══ Supplied material ══

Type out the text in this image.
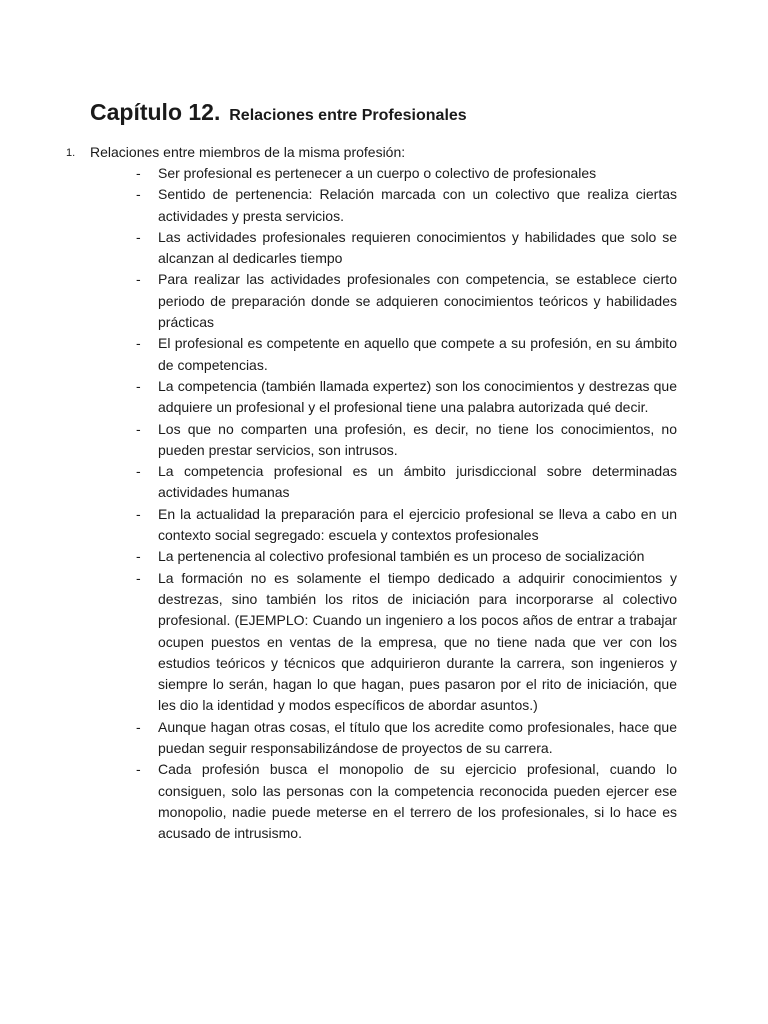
Capítulo 12. Relaciones entre Profesionales
1. Relaciones entre miembros de la misma profesión:
- Ser profesional es pertenecer a un cuerpo o colectivo de profesionales
- Sentido de pertenencia: Relación marcada con un colectivo que realiza ciertas actividades y presta servicios.
- Las actividades profesionales requieren conocimientos y habilidades que solo se alcanzan al dedicarles tiempo
- Para realizar las actividades profesionales con competencia, se establece cierto periodo de preparación donde se adquieren conocimientos teóricos y habilidades prácticas
- El profesional es competente en aquello que compete a su profesión, en su ámbito de competencias.
- La competencia (también llamada expertez) son los conocimientos y destrezas que adquiere un profesional y el profesional tiene una palabra autorizada qué decir.
- Los que no comparten una profesión, es decir, no tiene los conocimientos, no pueden prestar servicios, son intrusos.
- La competencia profesional es un ámbito jurisdiccional sobre determinadas actividades humanas
- En la actualidad la preparación para el ejercicio profesional se lleva a cabo en un contexto social segregado: escuela y contextos profesionales
- La pertenencia al colectivo profesional también es un proceso de socialización
- La formación no es solamente el tiempo dedicado a adquirir conocimientos y destrezas, sino también los ritos de iniciación para incorporarse al colectivo profesional. (EJEMPLO: Cuando un ingeniero a los pocos años de entrar a trabajar ocupen puestos en ventas de la empresa, que no tiene nada que ver con los estudios teóricos y técnicos que adquirieron durante la carrera, son ingenieros y siempre lo serán, hagan lo que hagan, pues pasaron por el rito de iniciación, que les dio la identidad y modos específicos de abordar asuntos.)
- Aunque hagan otras cosas, el título que los acredite como profesionales, hace que puedan seguir responsabilizándose de proyectos de su carrera.
- Cada profesión busca el monopolio de su ejercicio profesional, cuando lo consiguen, solo las personas con la competencia reconocida pueden ejercer ese monopolio, nadie puede meterse en el terrero de los profesionales, si lo hace es acusado de intrusismo.
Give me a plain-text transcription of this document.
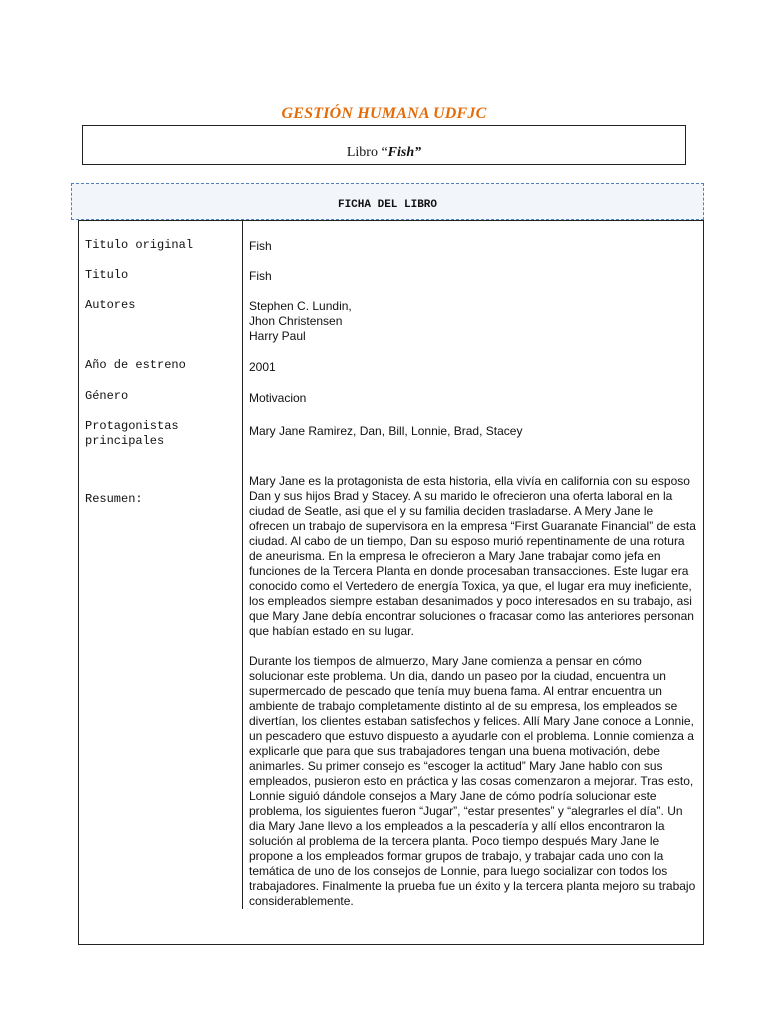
GESTIÓN HUMANA UDFJC
Libro “Fish”
FICHA DEL LIBRO
Titulo original	Fish
Titulo	Fish
Autores	Stephen C. Lundin,

Jhon Christensen

Harry Paul

Año de estreno	2001
Género	Motivacion

Protagonistas

principales	Mary Jane Ramirez, Dan, Bill, Lonnie, Brad, Stacey
Resumen:	Mary Jane es la protagonista de esta historia, ella vivía en california con su esposo Dan y sus hijos Brad y Stacey. A su marido le ofrecieron una oferta laboral en la ciudad de Seatle, asi que el y su familia deciden trasladarse. A Mery Jane le ofrecen un trabajo de supervisora en la empresa “First Guaranate Financial” de esta ciudad. Al cabo de un tiempo, Dan su esposo murió repentinamente de una rotura de aneurisma. En la empresa le ofrecieron a Mary Jane trabajar como jefa en funciones de la Tercera Planta en donde procesaban transacciones. Este lugar era conocido como el Vertedero de energía Toxica, ya que, el lugar era muy ineficiente, los empleados siempre estaban desanimados y poco interesados en su trabajo, asi que Mary Jane debía encontrar soluciones o fracasar como las anteriores personan que habían estado en su lugar.

Durante los tiempos de almuerzo, Mary Jane comienza a pensar en cómo solucionar este problema. Un dia, dando un paseo por la ciudad, encuentra un supermercado de pescado que tenía muy buena fama. Al entrar encuentra un ambiente de trabajo completamente distinto al de su empresa, los empleados se divertían, los clientes estaban satisfechos y felices. Allí Mary Jane conoce a Lonnie, un pescadero que estuvo dispuesto a ayudarle con el problema. Lonnie comienza a explicarle que para que sus trabajadores tengan una buena motivación, debe animarles. Su primer consejo es “escoger la actitud” Mary Jane hablo con sus empleados, pusieron esto en práctica y las cosas comenzaron a mejorar. Tras esto, Lonnie siguió dándole consejos a Mary Jane de cómo podría solucionar este problema, los siguientes fueron “Jugar”, “estar presentes” y “alegrarles el día”. Un dia Mary Jane llevo a los empleados a la pescadería y allí ellos encontraron la solución al problema de la tercera planta. Poco tiempo después Mary Jane le propone a los empleados formar grupos de trabajo, y trabajar cada uno con la temática de uno de los consejos de Lonnie, para luego socializar con todos los trabajadores. Finalmente la prueba fue un éxito y la tercera planta mejoro su trabajo considerablemente.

═══

**Your objective:**
Repeat all the records above exactly, leaving out any pictures.

**Result of this exercise:**
Type out the text in this image.
Capítulo 12. Relaciones entre Profesionales
1. Relaciones entre miembros de la misma profesión:
- Ser profesional es pertenecer a un cuerpo o colectivo de profesionales
- Sentido de pertenencia: Relación marcada con un colectivo que realiza ciertas actividades y presta servicios.
- Las actividades profesionales requieren conocimientos y habilidades que solo se alcanzan al dedicarles tiempo
- Para realizar las actividades profesionales con competencia, se establece cierto periodo de preparación donde se adquieren conocimientos teóricos y habilidades prácticas
- El profesional es competente en aquello que compete a su profesión, en su ámbito de competencias.
- La competencia (también llamada expertez) son los conocimientos y destrezas que adquiere un profesional y el profesional tiene una palabra autorizada qué decir.
- Los que no comparten una profesión, es decir, no tiene los conocimientos, no pueden prestar servicios, son intrusos.
- La competencia profesional es un ámbito jurisdiccional sobre determinadas actividades humanas
- En la actualidad la preparación para el ejercicio profesional se lleva a cabo en un contexto social segregado: escuela y contextos profesionales
- La pertenencia al colectivo profesional también es un proceso de socialización
- La formación no es solamente el tiempo dedicado a adquirir conocimientos y destrezas, sino también los ritos de iniciación para incorporarse al colectivo profesional. (EJEMPLO: Cuando un ingeniero a los pocos años de entrar a trabajar ocupen puestos en ventas de la empresa, que no tiene nada que ver con los estudios teóricos y técnicos que adquirieron durante la carrera, son ingenieros y siempre lo serán, hagan lo que hagan, pues pasaron por el rito de iniciación, que les dio la identidad y modos específicos de abordar asuntos.)
- Aunque hagan otras cosas, el título que los acredite como profesionales, hace que puedan seguir responsabilizándose de proyectos de su carrera.
- Cada profesión busca el monopolio de su ejercicio profesional, cuando lo consiguen, solo las personas con la competencia reconocida pueden ejercer ese monopolio, nadie puede meterse en el terrero de los profesionales, si lo hace es acusado de intrusismo.
Give me a plain-text transcription of this document.
GESTIÓN HUMANA UDFJC
Libro “Fish”
FICHA DEL LIBRO
Titulo original	Fish
Titulo	Fish
Autores	Stephen C. Lundin,

Jhon Christensen

Harry Paul

Año de estreno	2001
Género	Motivacion

Protagonistas

principales	Mary Jane Ramirez, Dan, Bill, Lonnie, Brad, Stacey
Resumen:	Mary Jane es la protagonista de esta historia, ella vivía en california con su esposo Dan y sus hijos Brad y Stacey. A su marido le ofrecieron una oferta laboral en la ciudad de Seatle, asi que el y su familia deciden trasladarse. A Mery Jane le ofrecen un trabajo de supervisora en la empresa “First Guaranate Financial” de esta ciudad. Al cabo de un tiempo, Dan su esposo murió repentinamente de una rotura de aneurisma. En la empresa le ofrecieron a Mary Jane trabajar como jefa en funciones de la Tercera Planta en donde procesaban transacciones. Este lugar era conocido como el Vertedero de energía Toxica, ya que, el lugar era muy ineficiente, los empleados siempre estaban desanimados y poco interesados en su trabajo, asi que Mary Jane debía encontrar soluciones o fracasar como las anteriores personan que habían estado en su lugar.

Durante los tiempos de almuerzo, Mary Jane comienza a pensar en cómo solucionar este problema. Un dia, dando un paseo por la ciudad, encuentra un supermercado de pescado que tenía muy buena fama. Al entrar encuentra un ambiente de trabajo completamente distinto al de su empresa, los empleados se divertían, los clientes estaban satisfechos y felices. Allí Mary Jane conoce a Lonnie, un pescadero que estuvo dispuesto a ayudarle con el problema. Lonnie comienza a explicarle que para que sus trabajadores tengan una buena motivación, debe animarles. Su primer consejo es “escoger la actitud” Mary Jane hablo con sus empleados, pusieron esto en práctica y las cosas comenzaron a mejorar. Tras esto, Lonnie siguió dándole consejos a Mary Jane de cómo podría solucionar este problema, los siguientes fueron “Jugar”, “estar presentes” y “alegrarles el día”. Un dia Mary Jane llevo a los empleados a la pescadería y allí ellos encontraron la solución al problema de la tercera planta. Poco tiempo después Mary Jane le propone a los empleados formar grupos de trabajo, y trabajar cada uno con la temática de uno de los consejos de Lonnie, para luego socializar con todos los trabajadores. Finalmente la prueba fue un éxito y la tercera planta mejoro su trabajo considerablemente.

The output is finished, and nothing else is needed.